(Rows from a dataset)
-- START --

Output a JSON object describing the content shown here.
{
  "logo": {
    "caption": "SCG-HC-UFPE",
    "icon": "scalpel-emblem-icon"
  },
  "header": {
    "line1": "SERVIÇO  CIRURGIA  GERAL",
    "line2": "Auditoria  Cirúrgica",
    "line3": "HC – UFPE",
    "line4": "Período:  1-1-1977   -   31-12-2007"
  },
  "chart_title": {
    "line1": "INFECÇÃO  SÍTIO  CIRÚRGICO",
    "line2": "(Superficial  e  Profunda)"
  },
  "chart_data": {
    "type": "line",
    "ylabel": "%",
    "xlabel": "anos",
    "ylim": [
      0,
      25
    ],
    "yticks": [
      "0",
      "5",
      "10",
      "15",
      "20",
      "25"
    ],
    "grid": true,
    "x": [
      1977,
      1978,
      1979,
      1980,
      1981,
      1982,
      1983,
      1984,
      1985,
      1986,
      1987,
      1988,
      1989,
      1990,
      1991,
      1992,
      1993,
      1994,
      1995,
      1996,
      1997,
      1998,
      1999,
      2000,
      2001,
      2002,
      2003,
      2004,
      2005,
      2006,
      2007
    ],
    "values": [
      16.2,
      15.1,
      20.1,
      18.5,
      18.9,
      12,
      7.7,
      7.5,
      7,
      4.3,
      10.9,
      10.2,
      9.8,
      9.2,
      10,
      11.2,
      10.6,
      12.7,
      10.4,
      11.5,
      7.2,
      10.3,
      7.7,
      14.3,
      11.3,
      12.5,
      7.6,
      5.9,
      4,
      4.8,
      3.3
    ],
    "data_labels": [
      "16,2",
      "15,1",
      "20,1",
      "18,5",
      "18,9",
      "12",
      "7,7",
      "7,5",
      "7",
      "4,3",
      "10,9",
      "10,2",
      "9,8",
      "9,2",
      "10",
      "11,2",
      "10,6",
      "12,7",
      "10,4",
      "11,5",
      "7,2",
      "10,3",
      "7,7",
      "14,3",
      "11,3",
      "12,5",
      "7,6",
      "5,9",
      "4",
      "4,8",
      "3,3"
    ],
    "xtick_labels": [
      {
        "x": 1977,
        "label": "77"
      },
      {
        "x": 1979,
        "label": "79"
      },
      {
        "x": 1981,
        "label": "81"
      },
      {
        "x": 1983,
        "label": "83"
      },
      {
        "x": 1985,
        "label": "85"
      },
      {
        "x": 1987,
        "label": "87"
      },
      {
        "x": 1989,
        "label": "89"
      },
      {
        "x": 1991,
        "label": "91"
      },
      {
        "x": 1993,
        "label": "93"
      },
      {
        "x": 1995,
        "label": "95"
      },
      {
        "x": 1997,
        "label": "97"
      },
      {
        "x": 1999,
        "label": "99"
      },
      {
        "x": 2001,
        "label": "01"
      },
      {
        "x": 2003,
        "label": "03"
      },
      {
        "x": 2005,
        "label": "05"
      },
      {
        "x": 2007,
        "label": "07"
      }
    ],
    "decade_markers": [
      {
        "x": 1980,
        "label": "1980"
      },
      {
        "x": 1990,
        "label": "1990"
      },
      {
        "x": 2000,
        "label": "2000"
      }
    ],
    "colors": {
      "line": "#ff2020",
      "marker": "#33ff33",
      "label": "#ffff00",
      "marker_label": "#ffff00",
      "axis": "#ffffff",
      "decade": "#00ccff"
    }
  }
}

-- END --

Given task: Output each record precisely as given.

Expected answer:
Output a JSON object describing the content shown here.
{
  "logo": {
    "caption": "SCG-HC-UFPE",
    "icon": "scalpel-emblem-icon"
  },
  "header": {
    "line1": "SERVIÇO  CIRURGIA  GERAL",
    "line2": "Auditoria  Cirúrgica",
    "line3": "HC – UFPE",
    "line4": "Período:  1-1-1977   -   31-12-2007"
  },
  "chart_title": {
    "line1": "INFECÇÃO  SÍTIO  CIRÚRGICO",
    "line2": "(Superficial  e  Profunda)"
  },
  "chart_data": {
    "type": "line",
    "ylabel": "%",
    "xlabel": "anos",
    "ylim": [
      0,
      25
    ],
    "yticks": [
      "0",
      "5",
      "10",
      "15",
      "20",
      "25"
    ],
    "grid": true,
    "x": [
      1977,
      1978,
      1979,
      1980,
      1981,
      1982,
      1983,
      1984,
      1985,
      1986,
      1987,
      1988,
      1989,
      1990,
      1991,
      1992,
      1993,
      1994,
      1995,
      1996,
      1997,
      1998,
      1999,
      2000,
      2001,
      2002,
      2003,
      2004,
      2005,
      2006,
      2007
    ],
    "values": [
      16.2,
      15.1,
      20.1,
      18.5,
      18.9,
      12,
      7.7,
      7.5,
      7,
      4.3,
      10.9,
      10.2,
      9.8,
      9.2,
      10,
      11.2,
      10.6,
      12.7,
      10.4,
      11.5,
      7.2,
      10.3,
      7.7,
      14.3,
      11.3,
      12.5,
      7.6,
      5.9,
      4,
      4.8,
      3.3
    ],
    "data_labels": [
      "16,2",
      "15,1",
      "20,1",
      "18,5",
      "18,9",
      "12",
      "7,7",
      "7,5",
      "7",
      "4,3",
      "10,9",
      "10,2",
      "9,8",
      "9,2",
      "10",
      "11,2",
      "10,6",
      "12,7",
      "10,4",
      "11,5",
      "7,2",
      "10,3",
      "7,7",
      "14,3",
      "11,3",
      "12,5",
      "7,6",
      "5,9",
      "4",
      "4,8",
      "3,3"
    ],
    "xtick_labels": [
      {
        "x": 1977,
        "label": "77"
      },
      {
        "x": 1979,
        "label": "79"
      },
      {
        "x": 1981,
        "label": "81"
      },
      {
        "x": 1983,
        "label": "83"
      },
      {
        "x": 1985,
        "label": "85"
      },
      {
        "x": 1987,
        "label": "87"
      },
      {
        "x": 1989,
        "label": "89"
      },
      {
        "x": 1991,
        "label": "91"
      },
      {
        "x": 1993,
        "label": "93"
      },
      {
        "x": 1995,
        "label": "95"
      },
      {
        "x": 1997,
        "label": "97"
      },
      {
        "x": 1999,
        "label": "99"
      },
      {
        "x": 2001,
        "label": "01"
      },
      {
        "x": 2003,
        "label": "03"
      },
      {
        "x": 2005,
        "label": "05"
      },
      {
        "x": 2007,
        "label": "07"
      }
    ],
    "decade_markers": [
      {
        "x": 1980,
        "label": "1980"
      },
      {
        "x": 1990,
        "label": "1990"
      },
      {
        "x": 2000,
        "label": "2000"
      }
    ],
    "colors": {
      "line": "#ff2020",
      "marker": "#33ff33",
      "label": "#ffff00",
      "marker_label": "#ffff00",
      "axis": "#ffffff",
      "decade": "#00ccff"
    }
  }
}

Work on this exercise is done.